Extracts from a graphics dataset:
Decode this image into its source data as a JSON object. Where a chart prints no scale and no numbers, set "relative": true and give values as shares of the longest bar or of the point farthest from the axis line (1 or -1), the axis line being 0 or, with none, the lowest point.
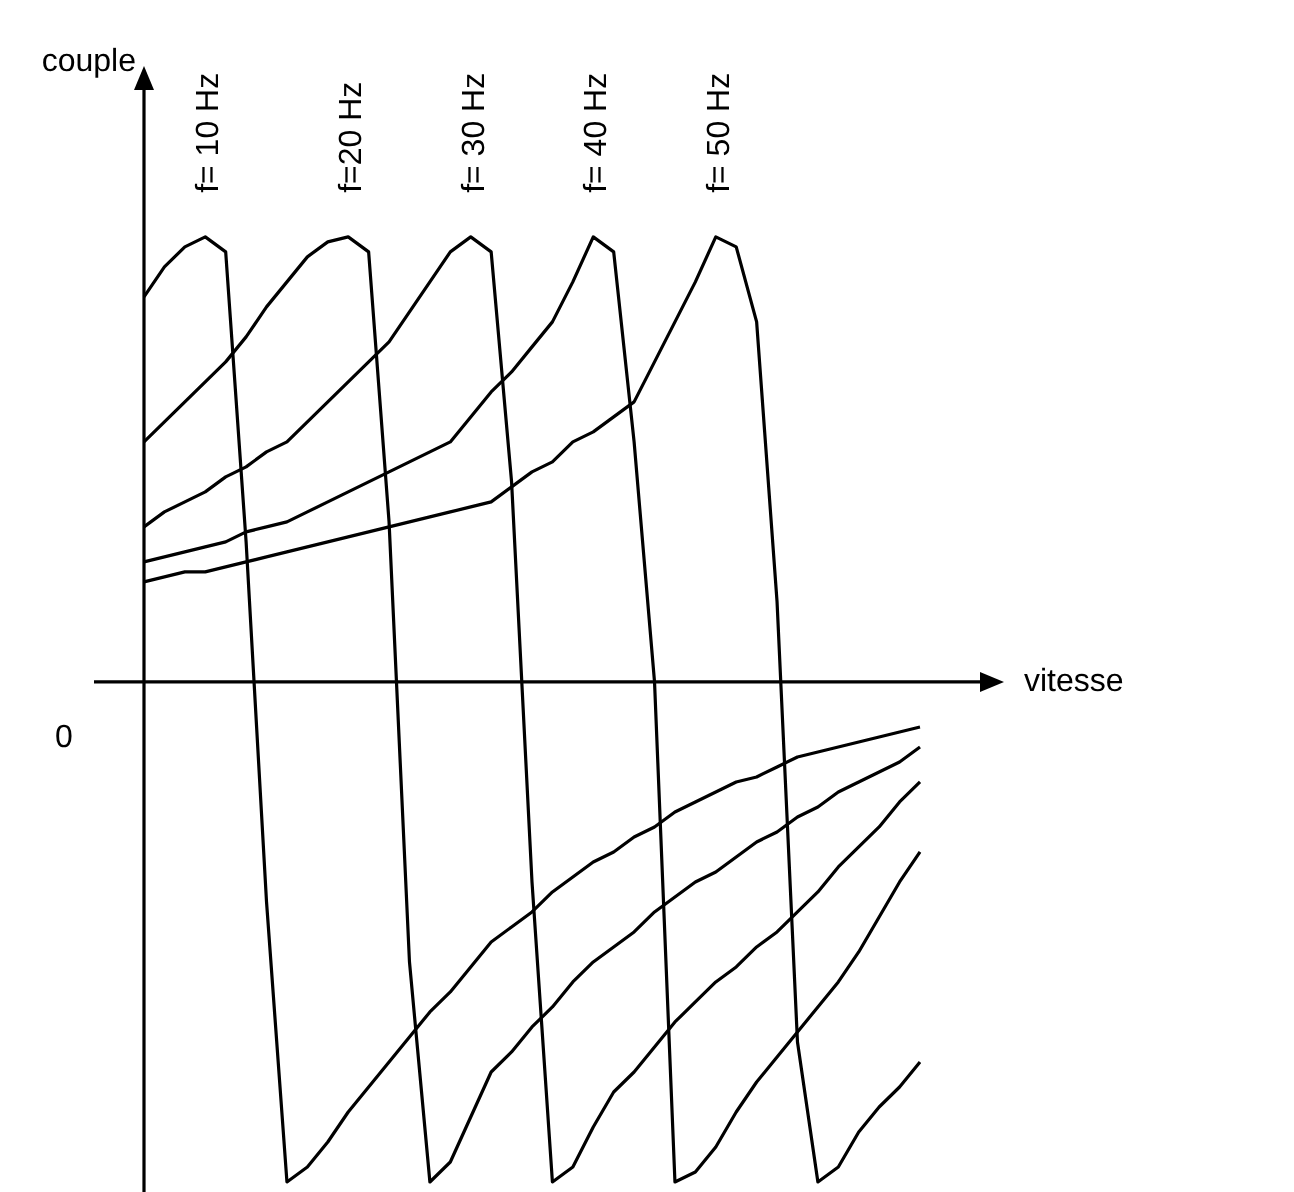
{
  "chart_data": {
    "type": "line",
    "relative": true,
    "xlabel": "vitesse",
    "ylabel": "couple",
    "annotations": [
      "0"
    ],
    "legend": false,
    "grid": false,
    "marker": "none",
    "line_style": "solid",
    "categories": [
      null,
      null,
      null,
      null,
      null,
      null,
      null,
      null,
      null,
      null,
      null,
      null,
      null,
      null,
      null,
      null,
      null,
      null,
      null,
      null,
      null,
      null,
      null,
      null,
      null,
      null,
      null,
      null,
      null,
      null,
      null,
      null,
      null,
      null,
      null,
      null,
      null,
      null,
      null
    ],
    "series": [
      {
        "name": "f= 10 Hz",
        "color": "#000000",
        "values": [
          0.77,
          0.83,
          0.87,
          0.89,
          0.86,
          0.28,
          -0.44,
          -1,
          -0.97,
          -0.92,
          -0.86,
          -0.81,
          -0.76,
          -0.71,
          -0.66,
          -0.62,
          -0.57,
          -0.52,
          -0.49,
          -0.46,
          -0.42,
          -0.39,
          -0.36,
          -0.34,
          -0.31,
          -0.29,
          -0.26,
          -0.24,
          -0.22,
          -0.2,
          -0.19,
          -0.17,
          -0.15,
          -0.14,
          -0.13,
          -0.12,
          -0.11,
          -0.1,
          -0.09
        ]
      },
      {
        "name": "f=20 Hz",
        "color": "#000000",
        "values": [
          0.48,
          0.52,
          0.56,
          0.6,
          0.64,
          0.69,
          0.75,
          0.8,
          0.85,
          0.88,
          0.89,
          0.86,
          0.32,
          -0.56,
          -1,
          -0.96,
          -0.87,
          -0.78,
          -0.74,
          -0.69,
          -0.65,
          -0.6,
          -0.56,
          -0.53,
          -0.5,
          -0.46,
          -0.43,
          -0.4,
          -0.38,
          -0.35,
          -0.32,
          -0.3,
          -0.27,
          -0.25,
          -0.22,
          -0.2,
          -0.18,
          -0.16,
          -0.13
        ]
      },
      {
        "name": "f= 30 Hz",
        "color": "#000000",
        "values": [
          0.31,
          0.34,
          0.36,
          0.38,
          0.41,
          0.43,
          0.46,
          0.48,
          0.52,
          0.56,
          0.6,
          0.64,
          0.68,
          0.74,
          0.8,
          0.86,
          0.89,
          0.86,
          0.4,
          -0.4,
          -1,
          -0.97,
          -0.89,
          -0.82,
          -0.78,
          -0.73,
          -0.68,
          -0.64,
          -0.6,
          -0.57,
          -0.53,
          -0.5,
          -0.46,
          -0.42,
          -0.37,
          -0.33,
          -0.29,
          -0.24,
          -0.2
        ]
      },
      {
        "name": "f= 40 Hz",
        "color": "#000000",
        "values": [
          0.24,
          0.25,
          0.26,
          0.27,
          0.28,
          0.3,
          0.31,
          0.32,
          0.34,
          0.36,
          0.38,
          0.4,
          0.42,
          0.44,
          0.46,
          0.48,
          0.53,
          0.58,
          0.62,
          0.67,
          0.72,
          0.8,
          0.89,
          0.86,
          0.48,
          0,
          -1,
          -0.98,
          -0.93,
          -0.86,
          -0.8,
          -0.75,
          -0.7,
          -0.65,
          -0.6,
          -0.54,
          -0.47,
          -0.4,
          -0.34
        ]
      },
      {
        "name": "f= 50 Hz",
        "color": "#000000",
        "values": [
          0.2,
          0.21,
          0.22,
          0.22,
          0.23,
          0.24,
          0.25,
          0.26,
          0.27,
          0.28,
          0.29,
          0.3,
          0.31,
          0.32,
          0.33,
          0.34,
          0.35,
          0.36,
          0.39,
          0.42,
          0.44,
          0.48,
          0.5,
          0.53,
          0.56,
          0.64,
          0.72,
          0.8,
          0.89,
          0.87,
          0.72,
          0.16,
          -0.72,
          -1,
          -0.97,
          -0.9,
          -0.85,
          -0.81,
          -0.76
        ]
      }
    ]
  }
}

...

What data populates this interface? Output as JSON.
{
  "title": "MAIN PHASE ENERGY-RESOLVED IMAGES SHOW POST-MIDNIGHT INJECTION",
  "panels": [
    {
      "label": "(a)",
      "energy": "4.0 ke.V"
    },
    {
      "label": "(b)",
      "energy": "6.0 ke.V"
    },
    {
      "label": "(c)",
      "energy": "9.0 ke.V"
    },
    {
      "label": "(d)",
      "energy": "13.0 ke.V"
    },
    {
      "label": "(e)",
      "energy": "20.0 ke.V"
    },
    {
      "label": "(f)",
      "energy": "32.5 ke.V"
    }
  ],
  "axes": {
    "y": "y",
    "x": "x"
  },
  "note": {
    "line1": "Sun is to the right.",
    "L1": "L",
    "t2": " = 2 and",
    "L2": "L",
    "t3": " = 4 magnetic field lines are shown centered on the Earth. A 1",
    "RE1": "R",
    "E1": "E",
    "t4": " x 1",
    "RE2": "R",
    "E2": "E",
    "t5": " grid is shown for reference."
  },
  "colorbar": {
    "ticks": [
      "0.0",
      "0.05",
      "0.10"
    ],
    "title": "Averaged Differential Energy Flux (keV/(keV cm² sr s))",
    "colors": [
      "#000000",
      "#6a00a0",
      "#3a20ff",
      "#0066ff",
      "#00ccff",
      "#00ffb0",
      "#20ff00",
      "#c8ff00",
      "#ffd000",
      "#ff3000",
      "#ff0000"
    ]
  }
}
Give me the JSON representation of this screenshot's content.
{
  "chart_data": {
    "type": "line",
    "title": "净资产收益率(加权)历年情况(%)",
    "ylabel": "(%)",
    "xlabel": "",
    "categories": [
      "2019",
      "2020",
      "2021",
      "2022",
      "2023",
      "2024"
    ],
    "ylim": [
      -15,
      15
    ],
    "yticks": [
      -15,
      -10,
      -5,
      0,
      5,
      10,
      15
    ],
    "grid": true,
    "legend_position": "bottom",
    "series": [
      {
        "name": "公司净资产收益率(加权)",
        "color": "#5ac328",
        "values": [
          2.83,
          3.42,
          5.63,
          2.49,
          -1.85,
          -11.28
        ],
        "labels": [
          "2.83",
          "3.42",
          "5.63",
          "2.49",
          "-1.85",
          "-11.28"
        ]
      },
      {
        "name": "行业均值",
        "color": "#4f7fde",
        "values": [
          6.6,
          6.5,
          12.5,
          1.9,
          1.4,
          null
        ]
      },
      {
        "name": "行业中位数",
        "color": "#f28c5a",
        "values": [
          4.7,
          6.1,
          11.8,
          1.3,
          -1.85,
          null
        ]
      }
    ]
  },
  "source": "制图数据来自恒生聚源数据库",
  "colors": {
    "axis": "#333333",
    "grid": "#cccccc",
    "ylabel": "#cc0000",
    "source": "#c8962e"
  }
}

### INSTRUCTIONS TO FOLLOW
Lines containing the string "none" are to be selected and copied.

### EXERCISE RESPONSE
Decode this image into its source data as a JSON object. Where a chart prints no scale and no numbers, set "relative": true and give values as shares of the longest bar or of the point farthest from the axis line (1 or -1), the axis line being 0 or, with none, the lowest point.
    "marker": "none",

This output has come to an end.